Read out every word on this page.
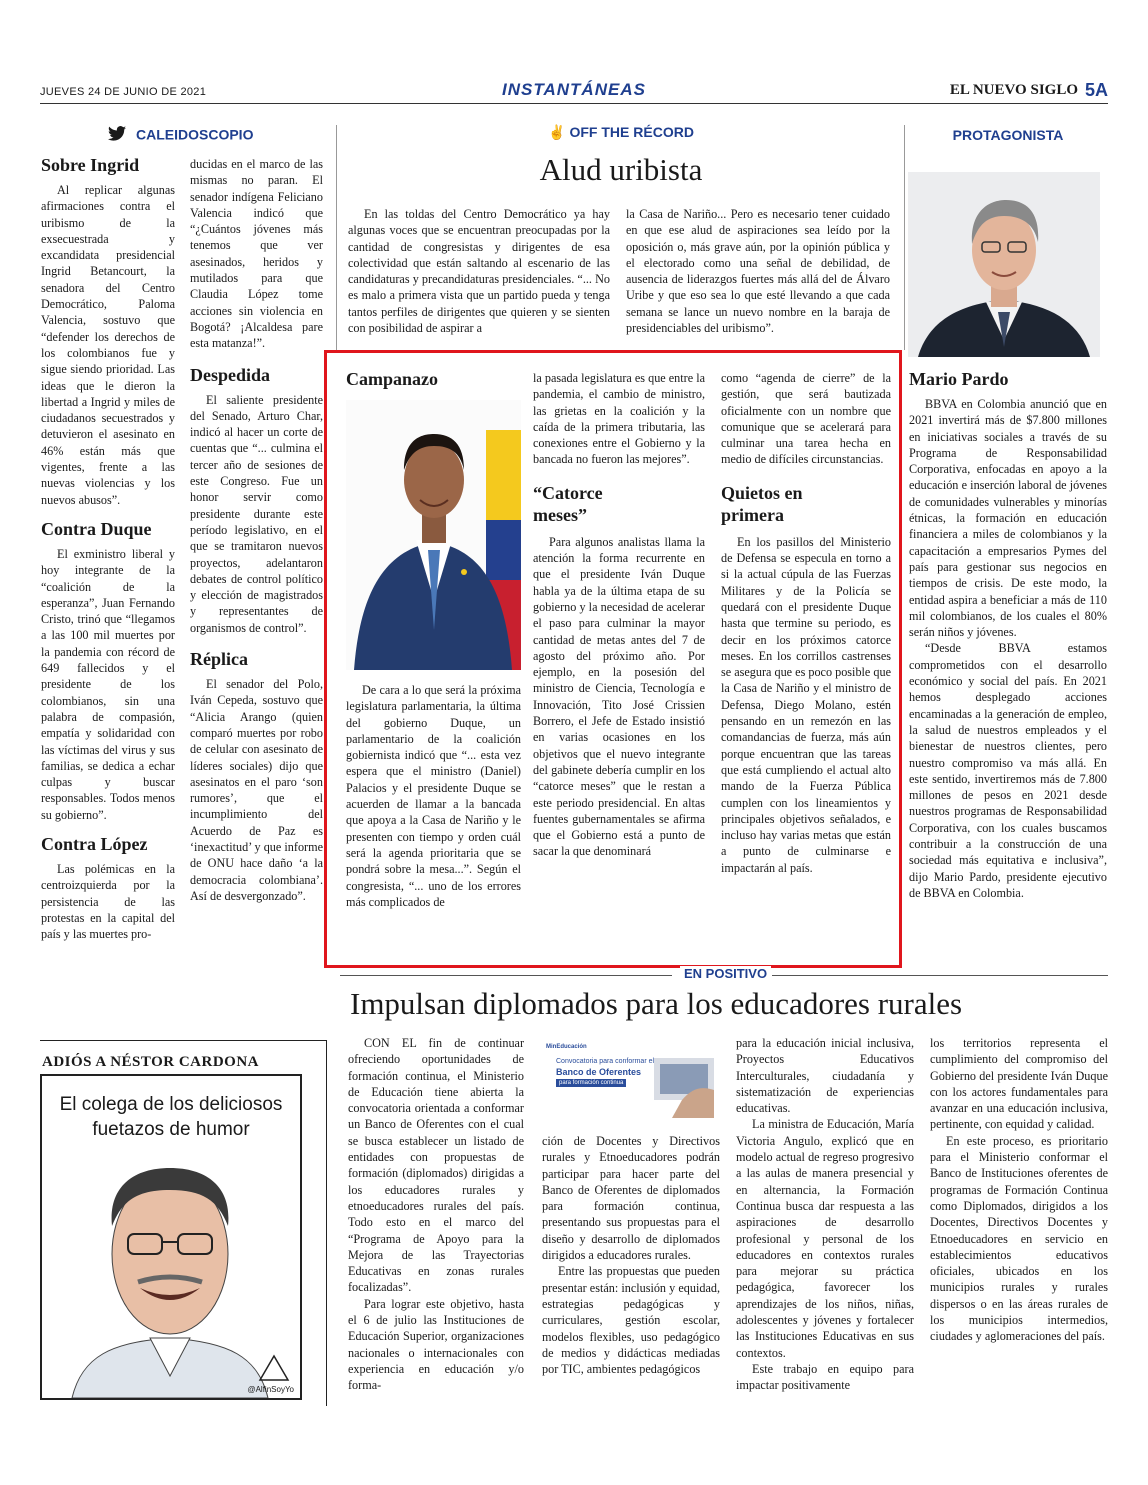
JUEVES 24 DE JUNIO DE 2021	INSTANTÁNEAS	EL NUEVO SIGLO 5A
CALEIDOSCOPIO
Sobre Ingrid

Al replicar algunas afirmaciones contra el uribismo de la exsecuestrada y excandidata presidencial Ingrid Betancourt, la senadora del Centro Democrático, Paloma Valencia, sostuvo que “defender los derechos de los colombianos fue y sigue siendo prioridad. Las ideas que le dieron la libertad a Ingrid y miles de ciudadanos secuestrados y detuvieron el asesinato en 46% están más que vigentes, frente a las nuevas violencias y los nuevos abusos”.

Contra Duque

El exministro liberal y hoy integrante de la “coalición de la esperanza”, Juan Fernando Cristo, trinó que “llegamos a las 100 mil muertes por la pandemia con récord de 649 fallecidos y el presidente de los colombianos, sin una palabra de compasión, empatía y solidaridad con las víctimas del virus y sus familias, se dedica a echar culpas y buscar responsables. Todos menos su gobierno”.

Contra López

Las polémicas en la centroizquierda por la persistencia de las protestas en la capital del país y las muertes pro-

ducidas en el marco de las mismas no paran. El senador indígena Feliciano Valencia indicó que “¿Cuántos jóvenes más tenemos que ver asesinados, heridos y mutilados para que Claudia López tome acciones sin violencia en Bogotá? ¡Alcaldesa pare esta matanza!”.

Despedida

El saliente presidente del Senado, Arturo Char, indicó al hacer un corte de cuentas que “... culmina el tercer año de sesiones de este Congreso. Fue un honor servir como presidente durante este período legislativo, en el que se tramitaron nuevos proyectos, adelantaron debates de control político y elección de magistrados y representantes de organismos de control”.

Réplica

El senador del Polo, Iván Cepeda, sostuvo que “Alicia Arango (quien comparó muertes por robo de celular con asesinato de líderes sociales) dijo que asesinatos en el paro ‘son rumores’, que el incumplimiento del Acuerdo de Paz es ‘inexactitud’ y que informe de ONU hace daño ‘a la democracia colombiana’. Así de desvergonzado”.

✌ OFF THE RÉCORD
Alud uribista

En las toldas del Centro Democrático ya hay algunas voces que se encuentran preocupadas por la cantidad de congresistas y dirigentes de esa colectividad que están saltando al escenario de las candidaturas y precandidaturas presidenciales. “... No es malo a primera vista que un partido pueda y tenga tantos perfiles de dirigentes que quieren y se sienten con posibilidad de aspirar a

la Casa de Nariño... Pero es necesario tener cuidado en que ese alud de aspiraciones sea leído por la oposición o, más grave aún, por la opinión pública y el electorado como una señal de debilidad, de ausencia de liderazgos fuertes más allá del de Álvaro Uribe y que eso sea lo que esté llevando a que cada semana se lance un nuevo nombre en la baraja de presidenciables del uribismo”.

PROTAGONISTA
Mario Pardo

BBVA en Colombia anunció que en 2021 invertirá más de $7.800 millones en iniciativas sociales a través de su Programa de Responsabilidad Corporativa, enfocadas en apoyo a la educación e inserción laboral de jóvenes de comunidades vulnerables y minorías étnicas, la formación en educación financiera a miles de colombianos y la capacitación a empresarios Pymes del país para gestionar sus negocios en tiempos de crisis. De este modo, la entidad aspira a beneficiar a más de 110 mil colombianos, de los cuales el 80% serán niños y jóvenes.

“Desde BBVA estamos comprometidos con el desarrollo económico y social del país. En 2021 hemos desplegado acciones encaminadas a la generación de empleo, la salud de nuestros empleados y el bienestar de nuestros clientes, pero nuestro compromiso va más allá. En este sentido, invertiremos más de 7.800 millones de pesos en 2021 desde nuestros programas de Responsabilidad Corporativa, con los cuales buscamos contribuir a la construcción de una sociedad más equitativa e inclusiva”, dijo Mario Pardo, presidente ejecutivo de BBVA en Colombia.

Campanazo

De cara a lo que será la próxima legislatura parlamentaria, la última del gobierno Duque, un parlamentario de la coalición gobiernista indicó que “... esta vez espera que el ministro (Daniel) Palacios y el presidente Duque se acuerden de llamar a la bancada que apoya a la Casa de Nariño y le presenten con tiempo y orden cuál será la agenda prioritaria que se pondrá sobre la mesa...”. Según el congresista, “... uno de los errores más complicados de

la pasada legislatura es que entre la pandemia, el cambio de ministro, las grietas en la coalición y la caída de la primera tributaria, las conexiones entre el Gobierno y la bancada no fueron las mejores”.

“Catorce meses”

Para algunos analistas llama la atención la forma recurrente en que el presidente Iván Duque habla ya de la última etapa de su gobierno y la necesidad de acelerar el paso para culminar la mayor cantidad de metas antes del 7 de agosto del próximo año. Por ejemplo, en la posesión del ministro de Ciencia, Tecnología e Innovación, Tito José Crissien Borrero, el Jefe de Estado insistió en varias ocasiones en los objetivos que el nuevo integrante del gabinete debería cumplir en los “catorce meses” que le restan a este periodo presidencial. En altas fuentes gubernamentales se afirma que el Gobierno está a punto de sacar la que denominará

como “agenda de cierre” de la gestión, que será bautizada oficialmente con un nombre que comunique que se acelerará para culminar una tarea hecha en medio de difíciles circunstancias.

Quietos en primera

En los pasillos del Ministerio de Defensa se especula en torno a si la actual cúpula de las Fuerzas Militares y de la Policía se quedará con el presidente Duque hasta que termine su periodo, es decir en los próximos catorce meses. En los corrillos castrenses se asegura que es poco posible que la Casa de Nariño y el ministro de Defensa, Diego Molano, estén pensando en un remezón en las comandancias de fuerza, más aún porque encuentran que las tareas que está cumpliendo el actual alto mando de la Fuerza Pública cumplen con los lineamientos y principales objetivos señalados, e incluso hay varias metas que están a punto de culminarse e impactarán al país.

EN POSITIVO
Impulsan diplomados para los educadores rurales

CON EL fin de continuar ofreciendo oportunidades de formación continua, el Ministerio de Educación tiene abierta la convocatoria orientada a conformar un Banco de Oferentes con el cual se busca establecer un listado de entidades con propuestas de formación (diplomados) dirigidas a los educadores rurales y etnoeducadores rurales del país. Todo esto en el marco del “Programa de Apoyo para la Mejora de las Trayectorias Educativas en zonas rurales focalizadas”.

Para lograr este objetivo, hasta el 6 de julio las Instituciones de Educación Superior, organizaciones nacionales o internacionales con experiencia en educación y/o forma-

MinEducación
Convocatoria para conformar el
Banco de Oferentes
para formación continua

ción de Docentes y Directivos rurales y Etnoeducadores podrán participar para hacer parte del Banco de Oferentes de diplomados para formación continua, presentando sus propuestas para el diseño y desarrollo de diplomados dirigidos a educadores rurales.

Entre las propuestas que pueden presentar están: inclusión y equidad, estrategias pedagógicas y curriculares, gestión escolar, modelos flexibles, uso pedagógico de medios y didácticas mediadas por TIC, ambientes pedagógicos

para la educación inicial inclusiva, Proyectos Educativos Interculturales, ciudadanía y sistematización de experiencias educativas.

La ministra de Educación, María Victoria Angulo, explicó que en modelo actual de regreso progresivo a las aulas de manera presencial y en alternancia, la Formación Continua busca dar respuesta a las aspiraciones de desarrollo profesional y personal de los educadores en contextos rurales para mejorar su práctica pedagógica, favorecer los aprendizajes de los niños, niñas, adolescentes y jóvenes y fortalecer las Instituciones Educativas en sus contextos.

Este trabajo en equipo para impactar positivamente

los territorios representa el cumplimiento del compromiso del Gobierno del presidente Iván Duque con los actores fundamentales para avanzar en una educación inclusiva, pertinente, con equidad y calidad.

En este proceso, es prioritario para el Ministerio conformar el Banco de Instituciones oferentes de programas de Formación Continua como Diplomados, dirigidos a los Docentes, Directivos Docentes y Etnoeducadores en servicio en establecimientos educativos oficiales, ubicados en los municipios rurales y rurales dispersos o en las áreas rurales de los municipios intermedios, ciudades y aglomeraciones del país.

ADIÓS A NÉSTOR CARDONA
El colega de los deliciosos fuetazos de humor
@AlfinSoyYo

= = = =

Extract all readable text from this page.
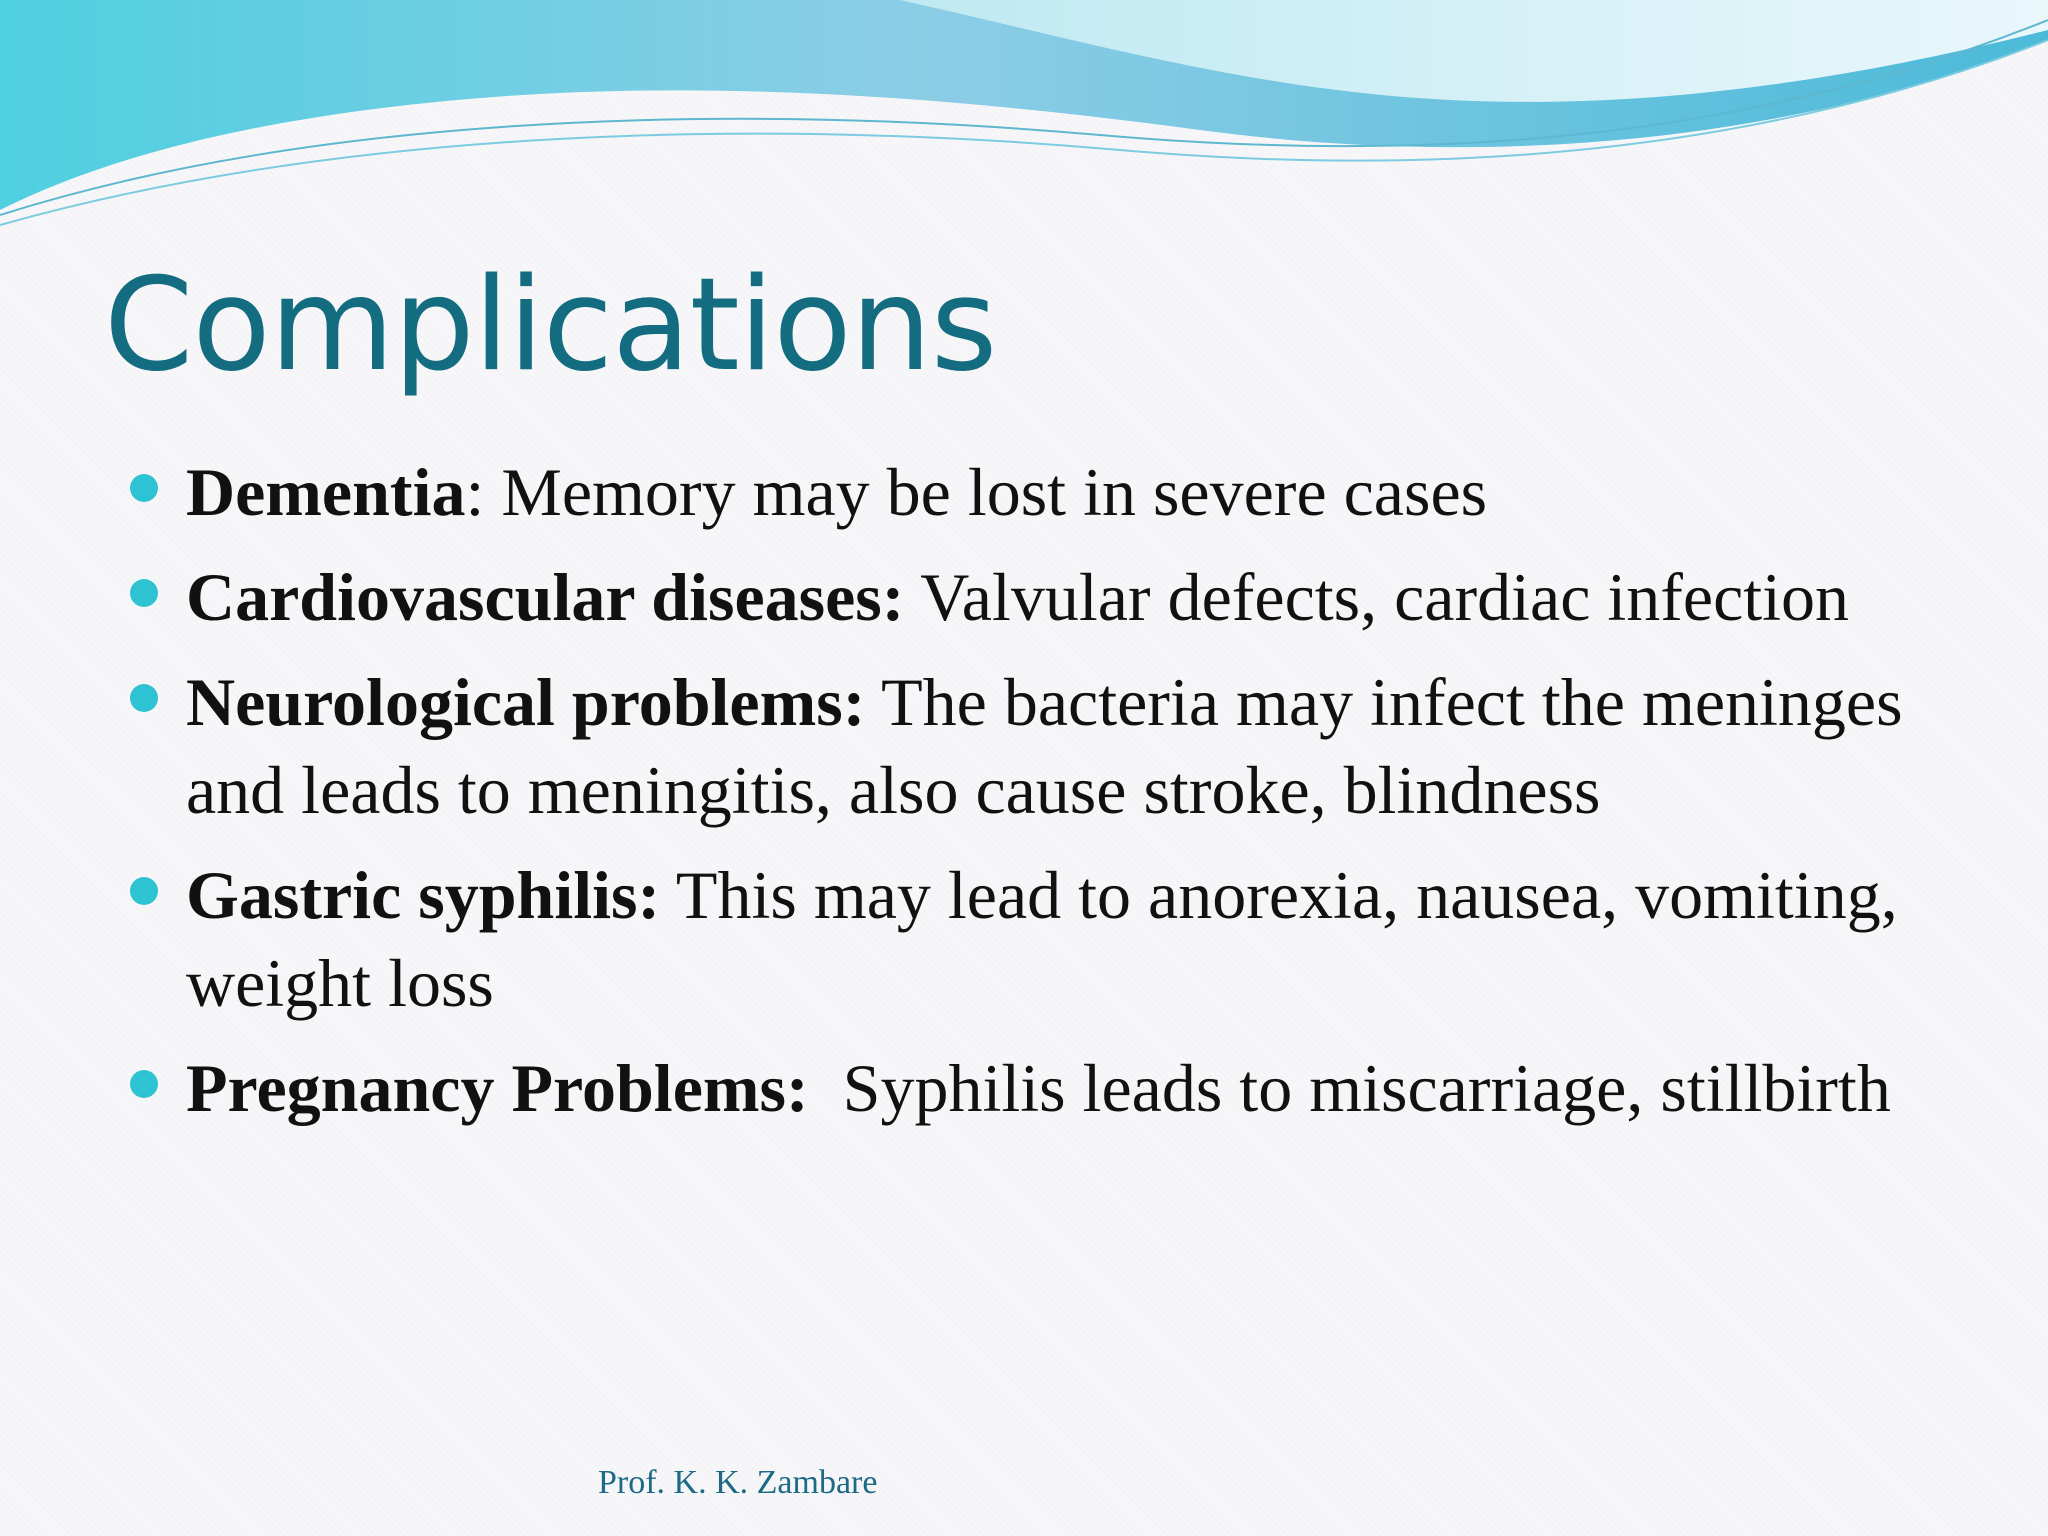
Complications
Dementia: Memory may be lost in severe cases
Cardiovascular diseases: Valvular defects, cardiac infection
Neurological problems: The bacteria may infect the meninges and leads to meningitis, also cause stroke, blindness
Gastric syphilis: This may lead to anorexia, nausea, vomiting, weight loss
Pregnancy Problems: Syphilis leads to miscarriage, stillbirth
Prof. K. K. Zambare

= = = =

■ **Task item**
When a line in the data contains "propuestas", return it as written.

■ **Answer to this problem**
CON EL fin de continuar ofreciendo oportunidades de formación continua, el Ministerio de Educación tiene abierta la convocatoria orientada a conformar un Banco de Oferentes con el cual se busca establecer un listado de entidades con propuestas de formación (diplomados) dirigidas a los educadores rurales y etnoeducadores rurales del país. Todo esto en el marco del “Programa de Apoyo para la Mejora de las Trayectorias Educativas en zonas rurales focalizadas”.
ción de Docentes y Directivos rurales y Etnoeducadores podrán participar para hacer parte del Banco de Oferentes de diplomados para formación continua, presentando sus propuestas para el diseño y desarrollo de diplomados dirigidos a educadores rurales.
Entre las propuestas que pueden presentar están: inclusión y equidad, estrategias pedagógicas y curriculares, gestión escolar, modelos flexibles, uso pedagógico de medios y didácticas mediadas por TIC, ambientes pedagógicos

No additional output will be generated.